Extracted records =>
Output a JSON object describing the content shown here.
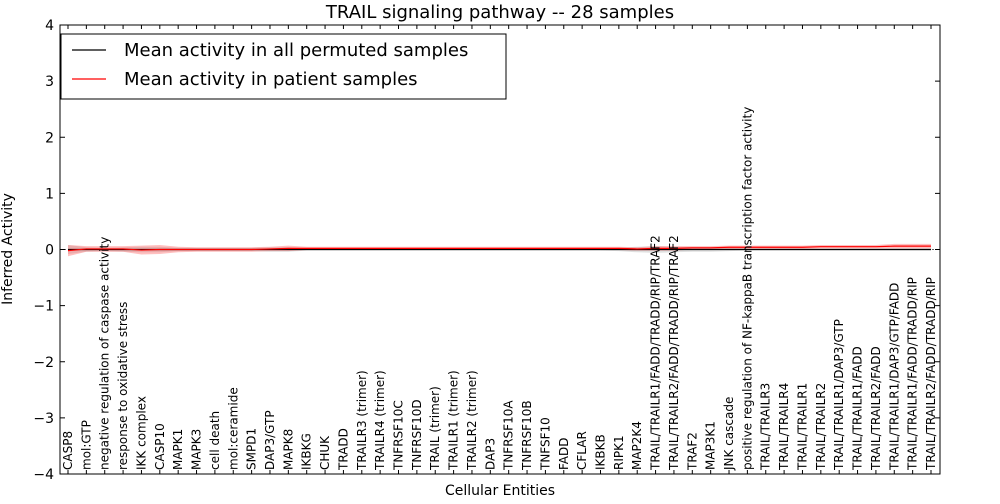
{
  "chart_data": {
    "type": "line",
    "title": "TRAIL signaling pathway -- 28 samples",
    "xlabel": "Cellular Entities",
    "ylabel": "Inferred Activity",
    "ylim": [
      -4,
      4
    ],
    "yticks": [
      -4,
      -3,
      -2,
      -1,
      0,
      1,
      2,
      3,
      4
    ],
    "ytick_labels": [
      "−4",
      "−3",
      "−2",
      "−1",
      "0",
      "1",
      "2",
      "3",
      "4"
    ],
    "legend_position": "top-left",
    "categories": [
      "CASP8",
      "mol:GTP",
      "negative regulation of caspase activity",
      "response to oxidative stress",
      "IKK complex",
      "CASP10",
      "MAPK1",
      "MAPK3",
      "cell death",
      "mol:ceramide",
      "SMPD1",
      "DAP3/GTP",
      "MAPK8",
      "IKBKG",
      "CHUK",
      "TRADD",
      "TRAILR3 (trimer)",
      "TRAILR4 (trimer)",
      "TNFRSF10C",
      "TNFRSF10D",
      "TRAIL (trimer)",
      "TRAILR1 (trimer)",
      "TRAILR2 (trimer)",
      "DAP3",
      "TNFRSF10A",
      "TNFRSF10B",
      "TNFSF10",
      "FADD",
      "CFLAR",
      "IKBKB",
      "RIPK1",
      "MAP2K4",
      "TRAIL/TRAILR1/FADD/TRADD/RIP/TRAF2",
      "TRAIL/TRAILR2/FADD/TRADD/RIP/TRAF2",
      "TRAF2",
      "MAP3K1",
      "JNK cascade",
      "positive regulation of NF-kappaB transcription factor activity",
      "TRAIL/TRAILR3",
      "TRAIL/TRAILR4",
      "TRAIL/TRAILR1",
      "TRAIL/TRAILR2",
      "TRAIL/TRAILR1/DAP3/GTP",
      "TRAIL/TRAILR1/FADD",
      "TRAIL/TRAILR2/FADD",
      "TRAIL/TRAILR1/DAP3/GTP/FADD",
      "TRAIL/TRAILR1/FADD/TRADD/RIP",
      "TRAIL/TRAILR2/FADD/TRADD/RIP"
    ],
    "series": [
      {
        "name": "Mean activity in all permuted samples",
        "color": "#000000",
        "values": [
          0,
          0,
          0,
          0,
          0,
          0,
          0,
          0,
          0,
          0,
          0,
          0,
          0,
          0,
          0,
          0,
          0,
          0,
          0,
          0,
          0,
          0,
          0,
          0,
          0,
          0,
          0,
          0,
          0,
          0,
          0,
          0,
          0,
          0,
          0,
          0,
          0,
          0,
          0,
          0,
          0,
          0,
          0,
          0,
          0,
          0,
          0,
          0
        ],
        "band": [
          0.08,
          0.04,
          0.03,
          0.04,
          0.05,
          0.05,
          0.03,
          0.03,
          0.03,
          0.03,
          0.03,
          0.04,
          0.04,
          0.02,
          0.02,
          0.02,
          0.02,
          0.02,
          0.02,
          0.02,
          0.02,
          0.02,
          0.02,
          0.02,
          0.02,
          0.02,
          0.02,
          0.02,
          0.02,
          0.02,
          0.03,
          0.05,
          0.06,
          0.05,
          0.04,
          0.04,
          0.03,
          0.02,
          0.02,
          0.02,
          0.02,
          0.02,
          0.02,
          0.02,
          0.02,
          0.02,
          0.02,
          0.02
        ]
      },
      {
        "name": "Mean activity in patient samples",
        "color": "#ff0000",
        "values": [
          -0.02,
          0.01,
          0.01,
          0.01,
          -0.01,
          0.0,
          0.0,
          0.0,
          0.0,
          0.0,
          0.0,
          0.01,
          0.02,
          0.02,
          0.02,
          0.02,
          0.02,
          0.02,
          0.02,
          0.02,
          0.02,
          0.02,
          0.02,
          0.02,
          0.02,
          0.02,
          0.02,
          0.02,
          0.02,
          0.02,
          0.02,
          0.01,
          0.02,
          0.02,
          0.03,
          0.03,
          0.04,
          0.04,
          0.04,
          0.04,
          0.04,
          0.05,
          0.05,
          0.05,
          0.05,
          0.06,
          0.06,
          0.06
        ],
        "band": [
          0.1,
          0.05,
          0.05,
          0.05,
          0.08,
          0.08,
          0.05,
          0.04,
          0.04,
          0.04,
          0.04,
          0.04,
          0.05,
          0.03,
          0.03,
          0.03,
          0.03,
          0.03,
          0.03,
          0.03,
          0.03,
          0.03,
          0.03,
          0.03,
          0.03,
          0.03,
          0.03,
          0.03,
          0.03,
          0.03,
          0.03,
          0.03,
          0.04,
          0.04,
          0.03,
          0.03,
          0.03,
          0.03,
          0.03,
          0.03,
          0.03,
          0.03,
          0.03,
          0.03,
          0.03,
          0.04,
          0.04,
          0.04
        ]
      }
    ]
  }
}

Exercise brief =>
Reproduce every line precisely as given, omitting all pictures.

Written answer =>
Output a JSON object describing the content shown here.
{
  "chart_data": {
    "type": "line",
    "title": "TRAIL signaling pathway -- 28 samples",
    "xlabel": "Cellular Entities",
    "ylabel": "Inferred Activity",
    "ylim": [
      -4,
      4
    ],
    "yticks": [
      -4,
      -3,
      -2,
      -1,
      0,
      1,
      2,
      3,
      4
    ],
    "ytick_labels": [
      "−4",
      "−3",
      "−2",
      "−1",
      "0",
      "1",
      "2",
      "3",
      "4"
    ],
    "legend_position": "top-left",
    "categories": [
      "CASP8",
      "mol:GTP",
      "negative regulation of caspase activity",
      "response to oxidative stress",
      "IKK complex",
      "CASP10",
      "MAPK1",
      "MAPK3",
      "cell death",
      "mol:ceramide",
      "SMPD1",
      "DAP3/GTP",
      "MAPK8",
      "IKBKG",
      "CHUK",
      "TRADD",
      "TRAILR3 (trimer)",
      "TRAILR4 (trimer)",
      "TNFRSF10C",
      "TNFRSF10D",
      "TRAIL (trimer)",
      "TRAILR1 (trimer)",
      "TRAILR2 (trimer)",
      "DAP3",
      "TNFRSF10A",
      "TNFRSF10B",
      "TNFSF10",
      "FADD",
      "CFLAR",
      "IKBKB",
      "RIPK1",
      "MAP2K4",
      "TRAIL/TRAILR1/FADD/TRADD/RIP/TRAF2",
      "TRAIL/TRAILR2/FADD/TRADD/RIP/TRAF2",
      "TRAF2",
      "MAP3K1",
      "JNK cascade",
      "positive regulation of NF-kappaB transcription factor activity",
      "TRAIL/TRAILR3",
      "TRAIL/TRAILR4",
      "TRAIL/TRAILR1",
      "TRAIL/TRAILR2",
      "TRAIL/TRAILR1/DAP3/GTP",
      "TRAIL/TRAILR1/FADD",
      "TRAIL/TRAILR2/FADD",
      "TRAIL/TRAILR1/DAP3/GTP/FADD",
      "TRAIL/TRAILR1/FADD/TRADD/RIP",
      "TRAIL/TRAILR2/FADD/TRADD/RIP"
    ],
    "series": [
      {
        "name": "Mean activity in all permuted samples",
        "color": "#000000",
        "values": [
          0,
          0,
          0,
          0,
          0,
          0,
          0,
          0,
          0,
          0,
          0,
          0,
          0,
          0,
          0,
          0,
          0,
          0,
          0,
          0,
          0,
          0,
          0,
          0,
          0,
          0,
          0,
          0,
          0,
          0,
          0,
          0,
          0,
          0,
          0,
          0,
          0,
          0,
          0,
          0,
          0,
          0,
          0,
          0,
          0,
          0,
          0,
          0
        ],
        "band": [
          0.08,
          0.04,
          0.03,
          0.04,
          0.05,
          0.05,
          0.03,
          0.03,
          0.03,
          0.03,
          0.03,
          0.04,
          0.04,
          0.02,
          0.02,
          0.02,
          0.02,
          0.02,
          0.02,
          0.02,
          0.02,
          0.02,
          0.02,
          0.02,
          0.02,
          0.02,
          0.02,
          0.02,
          0.02,
          0.02,
          0.03,
          0.05,
          0.06,
          0.05,
          0.04,
          0.04,
          0.03,
          0.02,
          0.02,
          0.02,
          0.02,
          0.02,
          0.02,
          0.02,
          0.02,
          0.02,
          0.02,
          0.02
        ]
      },
      {
        "name": "Mean activity in patient samples",
        "color": "#ff0000",
        "values": [
          -0.02,
          0.01,
          0.01,
          0.01,
          -0.01,
          0.0,
          0.0,
          0.0,
          0.0,
          0.0,
          0.0,
          0.01,
          0.02,
          0.02,
          0.02,
          0.02,
          0.02,
          0.02,
          0.02,
          0.02,
          0.02,
          0.02,
          0.02,
          0.02,
          0.02,
          0.02,
          0.02,
          0.02,
          0.02,
          0.02,
          0.02,
          0.01,
          0.02,
          0.02,
          0.03,
          0.03,
          0.04,
          0.04,
          0.04,
          0.04,
          0.04,
          0.05,
          0.05,
          0.05,
          0.05,
          0.06,
          0.06,
          0.06
        ],
        "band": [
          0.1,
          0.05,
          0.05,
          0.05,
          0.08,
          0.08,
          0.05,
          0.04,
          0.04,
          0.04,
          0.04,
          0.04,
          0.05,
          0.03,
          0.03,
          0.03,
          0.03,
          0.03,
          0.03,
          0.03,
          0.03,
          0.03,
          0.03,
          0.03,
          0.03,
          0.03,
          0.03,
          0.03,
          0.03,
          0.03,
          0.03,
          0.03,
          0.04,
          0.04,
          0.03,
          0.03,
          0.03,
          0.03,
          0.03,
          0.03,
          0.03,
          0.03,
          0.03,
          0.03,
          0.03,
          0.04,
          0.04,
          0.04
        ]
      }
    ]
  }
}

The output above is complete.